● What you have to do:
For this exercise, copy out each line of the material below that includes "Hourly".

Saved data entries

* * * * * * *

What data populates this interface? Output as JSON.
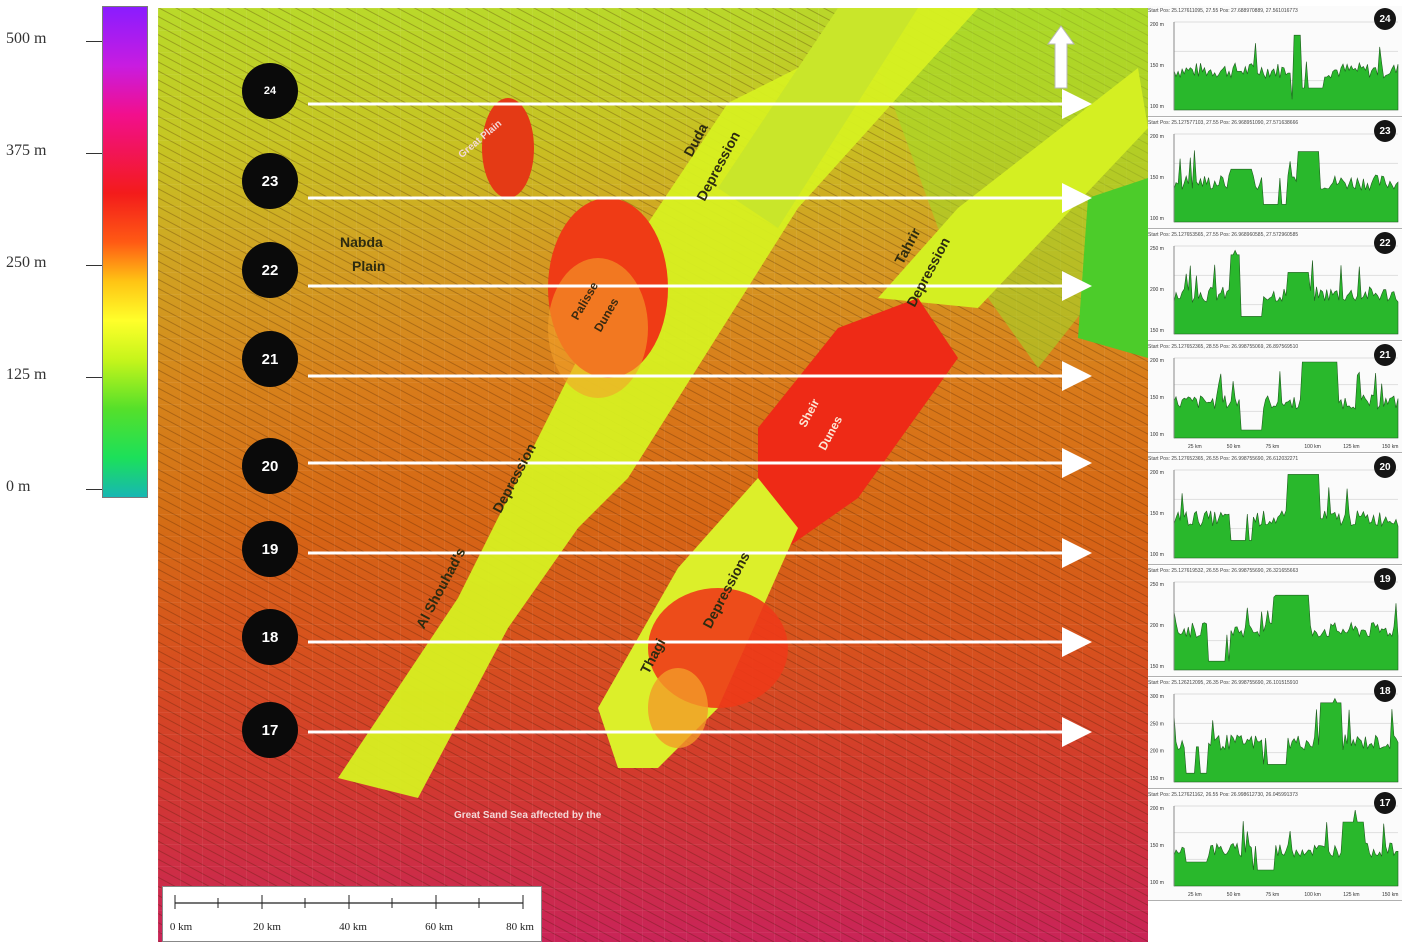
{
  "legend": {
    "labels": [
      {
        "text": "500 m",
        "top": 0.0
      },
      {
        "text": "375 m",
        "top": 0.25
      },
      {
        "text": "250 m",
        "top": 0.5
      },
      {
        "text": "125 m",
        "top": 0.75
      },
      {
        "text": "0 m",
        "top": 1.0
      }
    ],
    "colors": [
      "#8a1cff",
      "#f20f8c",
      "#f31b1b",
      "#ffc414",
      "#ffff2a",
      "#55e02a",
      "#17b7b3"
    ]
  },
  "map": {
    "profile_numbers": [
      "24",
      "23",
      "22",
      "21",
      "20",
      "19",
      "18",
      "17"
    ],
    "labels": {
      "nabda_plain_1": "Nabda",
      "nabda_plain_2": "Plain",
      "duda_1": "Duda",
      "duda_2": "Depression",
      "tahrir_1": "Tahrir",
      "tahrir_2": "Depression",
      "palisse_1": "Palisse",
      "palisse_2": "Dunes",
      "sheir_1": "Sheir",
      "sheir_2": "Dunes",
      "shouhada_1": "Al Shouhad's",
      "shouhada_2": "Depression",
      "thagi_1": "Thagi",
      "thagi_2": "Depressions",
      "great_sand_sea": "Great Sand Sea  affected by the",
      "great_plain": "Great Plain"
    },
    "north_arrow": "north-arrow-icon"
  },
  "scale_bar": {
    "labels": [
      "0 km",
      "20 km",
      "40 km",
      "60 km",
      "80 km"
    ]
  },
  "profiles": [
    {
      "id": "24",
      "header": "Start Pos: 25.127611095, 27.55 Pos: 27.688970889, 27.561016773",
      "y_labels": [
        "200 m",
        "150 m",
        "100 m"
      ],
      "x_labels": []
    },
    {
      "id": "23",
      "header": "Start Pos: 25.127577103, 27.55 Pos: 26.968951090, 27.571638666",
      "y_labels": [
        "200 m",
        "150 m",
        "100 m"
      ],
      "x_labels": []
    },
    {
      "id": "22",
      "header": "Start Pos: 25.127653565, 27.55 Pos: 26.968960585, 27.572960585",
      "y_labels": [
        "250 m",
        "200 m",
        "150 m"
      ],
      "x_labels": []
    },
    {
      "id": "21",
      "header": "Start Pos: 25.127652365, 28.55 Pos: 26.998755069, 26.897569510",
      "y_labels": [
        "200 m",
        "150 m",
        "100 m"
      ],
      "x_labels": [
        "25 km",
        "50 km",
        "75 km",
        "100 km",
        "125 km",
        "150 km"
      ]
    },
    {
      "id": "20",
      "header": "Start Pos: 25.127652365, 26.55 Pos: 26.998755690, 26.612032271",
      "y_labels": [
        "200 m",
        "150 m",
        "100 m"
      ],
      "x_labels": []
    },
    {
      "id": "19",
      "header": "Start Pos: 25.127619532, 26.55 Pos: 26.998755690, 26.321655663",
      "y_labels": [
        "250 m",
        "200 m",
        "150 m"
      ],
      "x_labels": []
    },
    {
      "id": "18",
      "header": "Start Pos: 25.126212095, 26.35 Pos: 26.998755690, 26.101515910",
      "y_labels": [
        "300 m",
        "250 m",
        "200 m",
        "150 m"
      ],
      "x_labels": []
    },
    {
      "id": "17",
      "header": "Start Pos: 25.127621162, 26.55 Pos: 26.998612730, 26.045991373",
      "y_labels": [
        "200 m",
        "150 m",
        "100 m"
      ],
      "x_labels": [
        "25 km",
        "50 km",
        "75 km",
        "100 km",
        "125 km",
        "150 km"
      ]
    }
  ]
}
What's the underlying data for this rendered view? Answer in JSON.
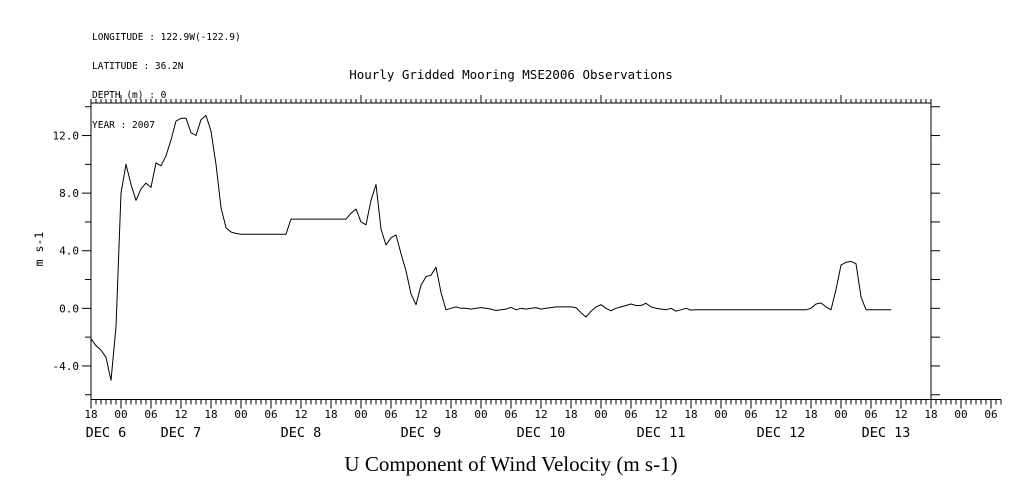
{
  "header": {
    "metadata_lines": [
      "LONGITUDE : 122.9W(-122.9)",
      "LATITUDE : 36.2N",
      "DEPTH (m) : 0",
      "YEAR : 2007"
    ],
    "title": "Hourly Gridded Mooring MSE2006 Observations"
  },
  "footer": {
    "axis_title": "U Component of Wind Velocity (m s-1)"
  },
  "chart_data": {
    "type": "line",
    "title": "Hourly Gridded Mooring MSE2006 Observations",
    "xlabel": "",
    "ylabel": "m s-1",
    "line_color": "#000000",
    "background": "#ffffff",
    "x_axis": {
      "span_hours": 168,
      "overhang_hours": 14,
      "minor_tick_step_hours": 1,
      "label_step_hours": 6,
      "hour_labels": [
        "18",
        "00",
        "06",
        "12",
        "18",
        "00",
        "06",
        "12",
        "18",
        "00",
        "06",
        "12",
        "18",
        "00",
        "06",
        "12",
        "18",
        "00",
        "06",
        "12",
        "18",
        "00",
        "06",
        "12",
        "18",
        "00",
        "06",
        "12",
        "18",
        "00",
        "06"
      ],
      "date_labels": [
        {
          "label": "DEC 6",
          "center_hour": 3
        },
        {
          "label": "DEC 7",
          "center_hour": 18
        },
        {
          "label": "DEC 8",
          "center_hour": 42
        },
        {
          "label": "DEC 9",
          "center_hour": 66
        },
        {
          "label": "DEC 10",
          "center_hour": 90
        },
        {
          "label": "DEC 11",
          "center_hour": 114
        },
        {
          "label": "DEC 12",
          "center_hour": 138
        },
        {
          "label": "DEC 13",
          "center_hour": 159
        }
      ]
    },
    "y_axis": {
      "ylim": [
        -6.33,
        14.26
      ],
      "major_ticks": [
        {
          "value": -4,
          "label": "-4.0"
        },
        {
          "value": 0,
          "label": "0.0"
        },
        {
          "value": 4,
          "label": "4.0"
        },
        {
          "value": 8,
          "label": "8.0"
        },
        {
          "value": 12,
          "label": "12.0"
        }
      ],
      "minor_tick_values": [
        -6,
        -2,
        2,
        6,
        10,
        14
      ],
      "right_tick_values": [
        -6,
        -4,
        -2,
        0,
        2,
        4,
        6,
        8,
        10,
        12,
        14
      ]
    },
    "series": [
      {
        "name": "u-component-wind",
        "start_hour": 0,
        "step_hours": 1,
        "values": [
          -2.1,
          -2.6,
          -2.9,
          -3.4,
          -5.0,
          -1.3,
          8.0,
          10.0,
          8.6,
          7.5,
          8.3,
          8.7,
          8.4,
          10.1,
          9.9,
          10.6,
          11.7,
          13.0,
          13.2,
          13.2,
          12.2,
          12.0,
          13.1,
          13.4,
          12.3,
          10.0,
          7.0,
          5.6,
          5.3,
          5.2,
          5.15,
          5.15,
          5.15,
          5.15,
          5.15,
          5.15,
          5.15,
          5.15,
          5.15,
          5.15,
          6.2,
          6.2,
          6.2,
          6.2,
          6.2,
          6.2,
          6.2,
          6.2,
          6.2,
          6.2,
          6.2,
          6.2,
          6.6,
          6.9,
          6.0,
          5.8,
          7.5,
          8.6,
          5.5,
          4.4,
          4.9,
          5.1,
          3.8,
          2.6,
          1.0,
          0.25,
          1.6,
          2.2,
          2.3,
          2.85,
          1.1,
          -0.1,
          0.0,
          0.1,
          0.0,
          0.0,
          -0.05,
          0.0,
          0.05,
          0.0,
          -0.05,
          -0.15,
          -0.1,
          -0.05,
          0.07,
          -0.1,
          0.0,
          -0.05,
          0.0,
          0.05,
          -0.05,
          0.0,
          0.05,
          0.1,
          0.1,
          0.1,
          0.1,
          0.05,
          -0.3,
          -0.6,
          -0.2,
          0.1,
          0.25,
          0.0,
          -0.17,
          0.0,
          0.1,
          0.2,
          0.3,
          0.2,
          0.2,
          0.35,
          0.1,
          0.0,
          -0.05,
          -0.1,
          0.0,
          -0.2,
          -0.1,
          0.0,
          -0.12,
          -0.1,
          -0.1,
          -0.1,
          -0.1,
          -0.1,
          -0.1,
          -0.1,
          -0.1,
          -0.1,
          -0.1,
          -0.1,
          -0.1,
          -0.1,
          -0.1,
          -0.1,
          -0.1,
          -0.1,
          -0.1,
          -0.1,
          -0.1,
          -0.1,
          -0.1,
          -0.1,
          0.0,
          0.3,
          0.37,
          0.1,
          -0.1,
          1.3,
          3.0,
          3.2,
          3.26,
          3.1,
          0.8,
          -0.1,
          -0.1,
          -0.1,
          -0.1,
          -0.1,
          -0.1
        ]
      }
    ]
  }
}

* * * * * * *

● Result below:
    "title": "Hourly Gridded Mooring MSE2006 Observations"
    "title": "Hourly Gridded Mooring MSE2006 Observations",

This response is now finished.